▶ _Exercise requirements_: Work out how many lines in the data hold the word "JSON", and reply with that number only.

**** Task input ****

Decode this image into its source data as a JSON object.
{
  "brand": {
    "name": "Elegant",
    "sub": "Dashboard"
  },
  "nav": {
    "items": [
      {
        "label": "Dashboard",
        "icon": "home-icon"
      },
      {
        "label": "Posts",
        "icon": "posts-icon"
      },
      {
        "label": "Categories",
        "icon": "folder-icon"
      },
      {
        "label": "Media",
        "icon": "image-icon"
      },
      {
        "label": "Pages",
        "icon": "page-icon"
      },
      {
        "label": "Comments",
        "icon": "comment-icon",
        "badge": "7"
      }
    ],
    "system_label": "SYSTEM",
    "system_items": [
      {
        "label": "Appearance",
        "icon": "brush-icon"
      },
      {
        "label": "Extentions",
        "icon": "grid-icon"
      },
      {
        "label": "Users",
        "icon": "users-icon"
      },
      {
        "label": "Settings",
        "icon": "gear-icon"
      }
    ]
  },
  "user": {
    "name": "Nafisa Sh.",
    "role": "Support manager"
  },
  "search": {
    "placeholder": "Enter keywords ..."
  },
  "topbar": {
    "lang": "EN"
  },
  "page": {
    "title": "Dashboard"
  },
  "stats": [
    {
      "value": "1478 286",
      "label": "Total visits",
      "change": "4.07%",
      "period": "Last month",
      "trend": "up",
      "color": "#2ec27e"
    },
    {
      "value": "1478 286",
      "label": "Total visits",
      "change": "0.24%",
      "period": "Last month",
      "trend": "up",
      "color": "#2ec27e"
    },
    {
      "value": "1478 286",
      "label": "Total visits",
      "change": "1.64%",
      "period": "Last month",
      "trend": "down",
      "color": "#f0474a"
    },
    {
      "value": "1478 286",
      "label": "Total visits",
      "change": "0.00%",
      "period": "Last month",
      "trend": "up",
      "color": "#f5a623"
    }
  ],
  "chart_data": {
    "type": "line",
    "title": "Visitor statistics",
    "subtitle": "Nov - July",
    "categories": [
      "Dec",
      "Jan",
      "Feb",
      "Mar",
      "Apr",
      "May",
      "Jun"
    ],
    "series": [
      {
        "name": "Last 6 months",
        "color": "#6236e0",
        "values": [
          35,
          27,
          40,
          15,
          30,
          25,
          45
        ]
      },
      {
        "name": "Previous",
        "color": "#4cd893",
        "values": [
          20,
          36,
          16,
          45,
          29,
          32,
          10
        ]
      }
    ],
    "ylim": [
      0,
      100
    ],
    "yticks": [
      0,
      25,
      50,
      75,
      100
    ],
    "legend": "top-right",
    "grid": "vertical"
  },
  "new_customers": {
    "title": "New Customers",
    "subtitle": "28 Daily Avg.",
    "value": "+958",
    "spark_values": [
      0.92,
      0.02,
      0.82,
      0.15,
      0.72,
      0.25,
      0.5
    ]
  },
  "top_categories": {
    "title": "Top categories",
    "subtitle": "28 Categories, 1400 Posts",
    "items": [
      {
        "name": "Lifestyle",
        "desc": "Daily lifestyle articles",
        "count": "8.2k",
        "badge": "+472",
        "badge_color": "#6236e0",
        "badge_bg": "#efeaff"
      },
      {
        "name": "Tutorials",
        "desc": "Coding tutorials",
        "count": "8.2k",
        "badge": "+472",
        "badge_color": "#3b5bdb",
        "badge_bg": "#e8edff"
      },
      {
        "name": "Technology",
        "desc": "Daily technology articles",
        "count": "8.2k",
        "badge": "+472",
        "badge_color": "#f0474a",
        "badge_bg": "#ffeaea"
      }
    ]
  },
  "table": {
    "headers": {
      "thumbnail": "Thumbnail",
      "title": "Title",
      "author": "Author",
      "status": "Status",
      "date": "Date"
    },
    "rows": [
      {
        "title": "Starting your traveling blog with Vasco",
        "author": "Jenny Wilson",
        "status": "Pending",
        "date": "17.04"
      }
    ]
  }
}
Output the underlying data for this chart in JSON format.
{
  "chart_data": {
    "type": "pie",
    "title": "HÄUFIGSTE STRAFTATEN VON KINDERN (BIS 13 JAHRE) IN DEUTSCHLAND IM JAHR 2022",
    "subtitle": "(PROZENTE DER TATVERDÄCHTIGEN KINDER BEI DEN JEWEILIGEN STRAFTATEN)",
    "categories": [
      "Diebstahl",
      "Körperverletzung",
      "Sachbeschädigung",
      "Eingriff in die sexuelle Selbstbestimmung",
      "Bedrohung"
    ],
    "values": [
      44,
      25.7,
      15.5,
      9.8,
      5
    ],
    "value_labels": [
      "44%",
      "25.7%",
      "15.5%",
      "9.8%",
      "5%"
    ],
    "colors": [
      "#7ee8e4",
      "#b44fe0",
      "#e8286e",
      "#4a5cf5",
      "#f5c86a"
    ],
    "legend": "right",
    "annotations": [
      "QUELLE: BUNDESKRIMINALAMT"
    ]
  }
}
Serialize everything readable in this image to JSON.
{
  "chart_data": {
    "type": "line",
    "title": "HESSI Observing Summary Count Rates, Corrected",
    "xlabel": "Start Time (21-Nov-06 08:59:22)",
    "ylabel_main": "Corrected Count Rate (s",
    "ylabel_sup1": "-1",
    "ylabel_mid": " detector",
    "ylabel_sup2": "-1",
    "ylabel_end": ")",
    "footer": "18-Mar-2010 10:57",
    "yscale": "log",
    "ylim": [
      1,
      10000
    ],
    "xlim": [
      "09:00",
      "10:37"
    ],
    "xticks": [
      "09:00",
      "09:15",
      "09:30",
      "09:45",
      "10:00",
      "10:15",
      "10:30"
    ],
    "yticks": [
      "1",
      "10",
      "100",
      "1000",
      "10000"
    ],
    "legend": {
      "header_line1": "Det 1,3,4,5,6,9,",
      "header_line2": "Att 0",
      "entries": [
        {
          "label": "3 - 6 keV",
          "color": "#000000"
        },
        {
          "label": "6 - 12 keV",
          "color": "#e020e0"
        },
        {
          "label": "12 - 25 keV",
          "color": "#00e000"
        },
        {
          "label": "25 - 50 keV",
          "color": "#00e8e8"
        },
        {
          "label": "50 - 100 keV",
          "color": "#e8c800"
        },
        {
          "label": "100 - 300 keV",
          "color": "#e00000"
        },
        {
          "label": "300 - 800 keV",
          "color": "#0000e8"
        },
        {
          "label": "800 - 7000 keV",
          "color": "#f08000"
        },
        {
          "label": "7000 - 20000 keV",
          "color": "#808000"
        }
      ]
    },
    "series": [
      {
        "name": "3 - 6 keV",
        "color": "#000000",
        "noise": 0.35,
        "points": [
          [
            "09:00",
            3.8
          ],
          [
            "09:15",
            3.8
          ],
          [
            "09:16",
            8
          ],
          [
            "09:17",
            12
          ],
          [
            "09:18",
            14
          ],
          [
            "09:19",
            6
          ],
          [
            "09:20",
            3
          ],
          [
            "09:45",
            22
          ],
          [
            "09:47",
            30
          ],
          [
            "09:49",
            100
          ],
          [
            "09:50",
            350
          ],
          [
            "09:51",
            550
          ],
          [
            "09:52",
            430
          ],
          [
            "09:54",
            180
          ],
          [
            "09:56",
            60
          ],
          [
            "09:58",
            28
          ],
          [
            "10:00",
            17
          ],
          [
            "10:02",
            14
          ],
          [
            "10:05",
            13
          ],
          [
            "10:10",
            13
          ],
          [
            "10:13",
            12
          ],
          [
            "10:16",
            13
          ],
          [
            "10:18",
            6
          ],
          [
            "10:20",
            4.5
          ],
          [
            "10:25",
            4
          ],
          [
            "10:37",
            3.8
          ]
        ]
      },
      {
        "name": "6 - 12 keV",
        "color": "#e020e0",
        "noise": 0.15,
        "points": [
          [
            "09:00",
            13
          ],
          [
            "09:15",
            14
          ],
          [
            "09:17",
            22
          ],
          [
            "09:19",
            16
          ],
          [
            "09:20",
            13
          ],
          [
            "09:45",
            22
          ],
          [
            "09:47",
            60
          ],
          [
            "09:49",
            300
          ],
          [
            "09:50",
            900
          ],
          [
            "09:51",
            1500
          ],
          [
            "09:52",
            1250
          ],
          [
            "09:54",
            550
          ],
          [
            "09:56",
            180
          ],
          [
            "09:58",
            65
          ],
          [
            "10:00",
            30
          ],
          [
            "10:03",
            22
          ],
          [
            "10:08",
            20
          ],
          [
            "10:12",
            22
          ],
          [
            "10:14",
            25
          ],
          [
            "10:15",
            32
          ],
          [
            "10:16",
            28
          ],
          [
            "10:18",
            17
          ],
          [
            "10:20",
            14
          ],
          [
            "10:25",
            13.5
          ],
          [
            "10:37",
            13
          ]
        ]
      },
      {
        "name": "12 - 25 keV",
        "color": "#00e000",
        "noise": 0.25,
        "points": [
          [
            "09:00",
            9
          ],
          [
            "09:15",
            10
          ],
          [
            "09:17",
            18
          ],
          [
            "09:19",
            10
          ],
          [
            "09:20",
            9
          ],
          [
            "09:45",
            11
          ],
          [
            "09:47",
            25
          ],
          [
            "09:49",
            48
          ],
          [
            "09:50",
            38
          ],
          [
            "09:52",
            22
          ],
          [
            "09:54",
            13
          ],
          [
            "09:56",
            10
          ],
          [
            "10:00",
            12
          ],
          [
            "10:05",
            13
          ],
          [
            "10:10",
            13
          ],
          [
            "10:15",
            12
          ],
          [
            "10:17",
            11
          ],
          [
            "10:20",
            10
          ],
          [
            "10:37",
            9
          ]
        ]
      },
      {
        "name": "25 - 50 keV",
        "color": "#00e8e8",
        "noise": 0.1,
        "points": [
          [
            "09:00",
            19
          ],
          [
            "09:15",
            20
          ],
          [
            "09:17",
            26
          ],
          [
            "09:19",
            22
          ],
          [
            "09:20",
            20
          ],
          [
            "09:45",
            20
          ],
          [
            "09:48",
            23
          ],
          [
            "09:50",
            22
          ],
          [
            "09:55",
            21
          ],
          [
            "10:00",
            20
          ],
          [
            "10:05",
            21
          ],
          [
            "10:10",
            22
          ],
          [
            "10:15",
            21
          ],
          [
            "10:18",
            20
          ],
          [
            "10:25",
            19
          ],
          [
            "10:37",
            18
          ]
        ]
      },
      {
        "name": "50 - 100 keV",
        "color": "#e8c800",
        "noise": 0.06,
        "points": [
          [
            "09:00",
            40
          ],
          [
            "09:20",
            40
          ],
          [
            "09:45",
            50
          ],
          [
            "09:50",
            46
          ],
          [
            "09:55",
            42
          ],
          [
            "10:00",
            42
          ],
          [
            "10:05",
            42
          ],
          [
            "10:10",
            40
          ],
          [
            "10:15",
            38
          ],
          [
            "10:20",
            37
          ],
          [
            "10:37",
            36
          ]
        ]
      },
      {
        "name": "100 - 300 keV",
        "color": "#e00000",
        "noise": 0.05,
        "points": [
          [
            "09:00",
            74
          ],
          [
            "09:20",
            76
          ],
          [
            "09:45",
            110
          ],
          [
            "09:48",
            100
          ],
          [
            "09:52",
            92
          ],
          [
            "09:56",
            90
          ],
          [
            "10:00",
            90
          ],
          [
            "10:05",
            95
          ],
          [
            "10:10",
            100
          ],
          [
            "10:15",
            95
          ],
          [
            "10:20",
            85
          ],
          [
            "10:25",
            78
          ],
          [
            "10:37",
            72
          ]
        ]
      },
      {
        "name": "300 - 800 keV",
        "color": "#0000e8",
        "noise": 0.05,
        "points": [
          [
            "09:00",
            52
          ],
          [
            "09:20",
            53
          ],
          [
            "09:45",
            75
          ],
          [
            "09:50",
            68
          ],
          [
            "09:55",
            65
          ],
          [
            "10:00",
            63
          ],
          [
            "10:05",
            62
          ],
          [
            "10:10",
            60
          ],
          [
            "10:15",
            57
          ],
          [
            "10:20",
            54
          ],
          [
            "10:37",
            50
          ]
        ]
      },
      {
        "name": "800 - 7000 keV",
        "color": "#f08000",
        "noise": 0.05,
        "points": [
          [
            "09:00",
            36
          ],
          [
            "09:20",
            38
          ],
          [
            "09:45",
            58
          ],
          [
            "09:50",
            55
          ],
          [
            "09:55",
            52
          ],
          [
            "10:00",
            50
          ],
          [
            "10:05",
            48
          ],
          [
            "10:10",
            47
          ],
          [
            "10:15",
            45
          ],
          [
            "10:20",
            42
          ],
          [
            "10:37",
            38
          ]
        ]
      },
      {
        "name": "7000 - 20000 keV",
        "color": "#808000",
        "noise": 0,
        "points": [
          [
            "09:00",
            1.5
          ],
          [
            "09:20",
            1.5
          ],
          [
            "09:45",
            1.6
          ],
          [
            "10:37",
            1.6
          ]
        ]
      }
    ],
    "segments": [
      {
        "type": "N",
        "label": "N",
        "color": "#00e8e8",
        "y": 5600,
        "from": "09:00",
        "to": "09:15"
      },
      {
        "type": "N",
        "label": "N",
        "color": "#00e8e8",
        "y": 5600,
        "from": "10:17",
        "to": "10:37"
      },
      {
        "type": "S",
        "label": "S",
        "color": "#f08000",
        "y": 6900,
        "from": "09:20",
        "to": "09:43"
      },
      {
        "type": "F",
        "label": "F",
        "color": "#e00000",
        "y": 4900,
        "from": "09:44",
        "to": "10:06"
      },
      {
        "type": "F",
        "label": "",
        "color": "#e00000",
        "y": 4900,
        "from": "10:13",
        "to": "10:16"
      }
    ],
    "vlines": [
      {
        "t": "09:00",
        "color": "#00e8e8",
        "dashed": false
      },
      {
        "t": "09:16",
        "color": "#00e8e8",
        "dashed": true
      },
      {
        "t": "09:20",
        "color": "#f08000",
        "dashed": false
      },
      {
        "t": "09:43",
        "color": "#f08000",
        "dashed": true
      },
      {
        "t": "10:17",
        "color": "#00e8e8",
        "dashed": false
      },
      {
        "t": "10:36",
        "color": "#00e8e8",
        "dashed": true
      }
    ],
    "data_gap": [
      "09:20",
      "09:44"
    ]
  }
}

****

▶ _Final answer_: 3